— BEGIN —

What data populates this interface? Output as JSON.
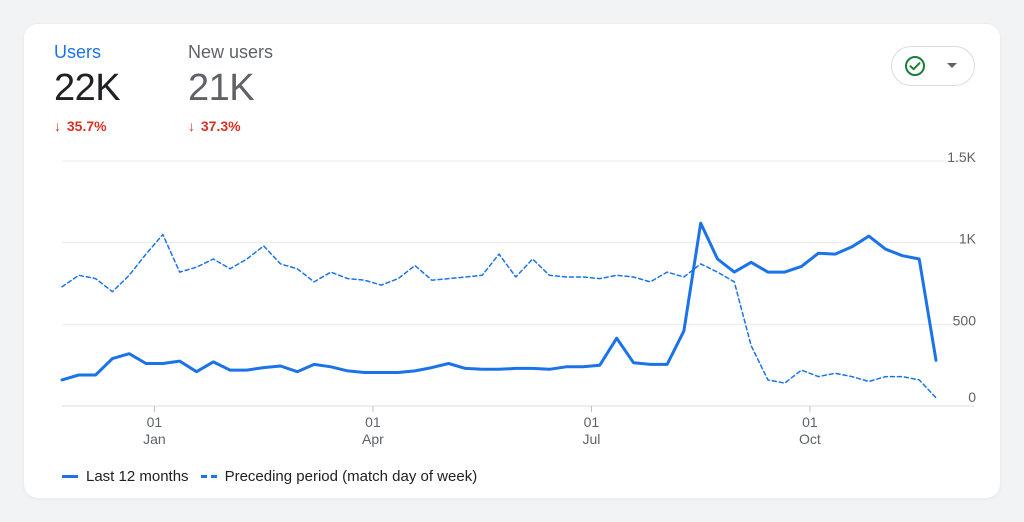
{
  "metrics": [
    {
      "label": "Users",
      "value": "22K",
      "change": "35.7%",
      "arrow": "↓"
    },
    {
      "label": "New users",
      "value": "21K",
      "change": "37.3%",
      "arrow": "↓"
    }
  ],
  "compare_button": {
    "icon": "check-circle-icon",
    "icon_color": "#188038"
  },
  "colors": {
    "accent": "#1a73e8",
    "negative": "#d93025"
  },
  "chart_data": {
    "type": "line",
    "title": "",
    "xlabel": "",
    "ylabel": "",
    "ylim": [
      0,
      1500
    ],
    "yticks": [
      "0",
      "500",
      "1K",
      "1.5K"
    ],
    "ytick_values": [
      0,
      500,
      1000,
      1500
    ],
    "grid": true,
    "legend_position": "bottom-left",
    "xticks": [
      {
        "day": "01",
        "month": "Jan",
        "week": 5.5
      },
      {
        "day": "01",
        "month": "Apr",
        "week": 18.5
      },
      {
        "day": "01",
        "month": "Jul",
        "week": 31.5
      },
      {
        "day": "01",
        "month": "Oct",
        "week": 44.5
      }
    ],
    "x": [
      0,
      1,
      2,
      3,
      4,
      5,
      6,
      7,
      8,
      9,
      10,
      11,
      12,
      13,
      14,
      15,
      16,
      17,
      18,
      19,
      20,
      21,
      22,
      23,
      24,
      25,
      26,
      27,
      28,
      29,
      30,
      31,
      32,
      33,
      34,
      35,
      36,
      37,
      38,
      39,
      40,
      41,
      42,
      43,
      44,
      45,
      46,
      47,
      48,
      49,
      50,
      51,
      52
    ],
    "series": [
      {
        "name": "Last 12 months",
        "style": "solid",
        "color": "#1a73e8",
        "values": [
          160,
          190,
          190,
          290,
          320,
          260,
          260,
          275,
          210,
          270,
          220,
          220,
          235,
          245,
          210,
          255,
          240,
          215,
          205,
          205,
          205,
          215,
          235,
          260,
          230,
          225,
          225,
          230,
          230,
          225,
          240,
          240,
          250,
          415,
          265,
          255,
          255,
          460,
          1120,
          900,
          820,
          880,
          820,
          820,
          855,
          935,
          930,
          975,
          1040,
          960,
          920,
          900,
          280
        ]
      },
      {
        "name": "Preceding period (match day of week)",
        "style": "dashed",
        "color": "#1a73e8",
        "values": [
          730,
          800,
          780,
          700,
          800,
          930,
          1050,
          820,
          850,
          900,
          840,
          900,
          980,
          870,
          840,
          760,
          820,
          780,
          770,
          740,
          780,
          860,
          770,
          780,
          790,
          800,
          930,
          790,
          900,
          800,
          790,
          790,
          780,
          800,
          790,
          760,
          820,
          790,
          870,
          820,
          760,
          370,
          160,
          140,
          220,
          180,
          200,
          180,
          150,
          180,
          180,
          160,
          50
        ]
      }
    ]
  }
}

— END —
— BEGIN —

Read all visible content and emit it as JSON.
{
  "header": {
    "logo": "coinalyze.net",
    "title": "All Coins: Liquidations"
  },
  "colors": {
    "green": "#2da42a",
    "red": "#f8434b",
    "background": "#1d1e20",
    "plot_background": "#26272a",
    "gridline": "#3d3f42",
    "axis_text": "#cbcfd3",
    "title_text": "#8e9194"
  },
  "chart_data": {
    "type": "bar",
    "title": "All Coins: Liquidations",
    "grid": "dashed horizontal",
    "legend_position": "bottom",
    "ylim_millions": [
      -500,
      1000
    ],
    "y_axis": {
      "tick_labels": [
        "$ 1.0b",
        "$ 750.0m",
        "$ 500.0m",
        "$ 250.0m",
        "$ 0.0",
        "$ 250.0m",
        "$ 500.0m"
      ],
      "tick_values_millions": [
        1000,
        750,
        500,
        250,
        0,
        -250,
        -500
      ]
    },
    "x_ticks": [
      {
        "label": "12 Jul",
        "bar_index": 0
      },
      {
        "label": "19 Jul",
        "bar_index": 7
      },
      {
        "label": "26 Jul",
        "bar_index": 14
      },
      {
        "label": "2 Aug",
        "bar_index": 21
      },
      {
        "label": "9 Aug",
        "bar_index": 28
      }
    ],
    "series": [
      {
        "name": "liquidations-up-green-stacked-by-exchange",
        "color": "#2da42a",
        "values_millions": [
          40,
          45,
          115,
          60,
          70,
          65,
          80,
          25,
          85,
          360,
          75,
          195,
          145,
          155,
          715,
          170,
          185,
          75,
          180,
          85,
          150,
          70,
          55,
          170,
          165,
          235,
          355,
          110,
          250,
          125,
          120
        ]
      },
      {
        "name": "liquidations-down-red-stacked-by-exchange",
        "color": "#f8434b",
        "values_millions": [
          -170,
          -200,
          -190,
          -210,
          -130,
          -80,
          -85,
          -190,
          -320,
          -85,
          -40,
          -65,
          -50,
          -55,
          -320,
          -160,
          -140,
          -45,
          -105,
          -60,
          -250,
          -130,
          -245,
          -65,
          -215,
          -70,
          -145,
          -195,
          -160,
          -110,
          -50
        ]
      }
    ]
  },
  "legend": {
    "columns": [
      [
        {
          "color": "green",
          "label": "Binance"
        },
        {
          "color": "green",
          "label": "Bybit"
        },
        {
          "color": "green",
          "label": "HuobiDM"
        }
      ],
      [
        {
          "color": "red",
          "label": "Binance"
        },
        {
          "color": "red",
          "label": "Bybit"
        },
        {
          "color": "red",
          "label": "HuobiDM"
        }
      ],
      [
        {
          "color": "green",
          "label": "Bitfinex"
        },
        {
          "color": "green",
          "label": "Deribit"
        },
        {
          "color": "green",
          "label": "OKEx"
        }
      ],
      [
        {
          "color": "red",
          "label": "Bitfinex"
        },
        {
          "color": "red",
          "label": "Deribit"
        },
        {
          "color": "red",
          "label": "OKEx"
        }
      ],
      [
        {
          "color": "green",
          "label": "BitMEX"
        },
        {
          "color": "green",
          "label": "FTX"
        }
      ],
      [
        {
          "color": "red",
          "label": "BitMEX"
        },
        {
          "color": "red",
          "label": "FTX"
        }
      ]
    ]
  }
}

— END —

### Goal
Extract every line of the records above that contains the word "Coins".

### The completed task
    "title": "All Coins: Liquidations"
    "title": "All Coins: Liquidations",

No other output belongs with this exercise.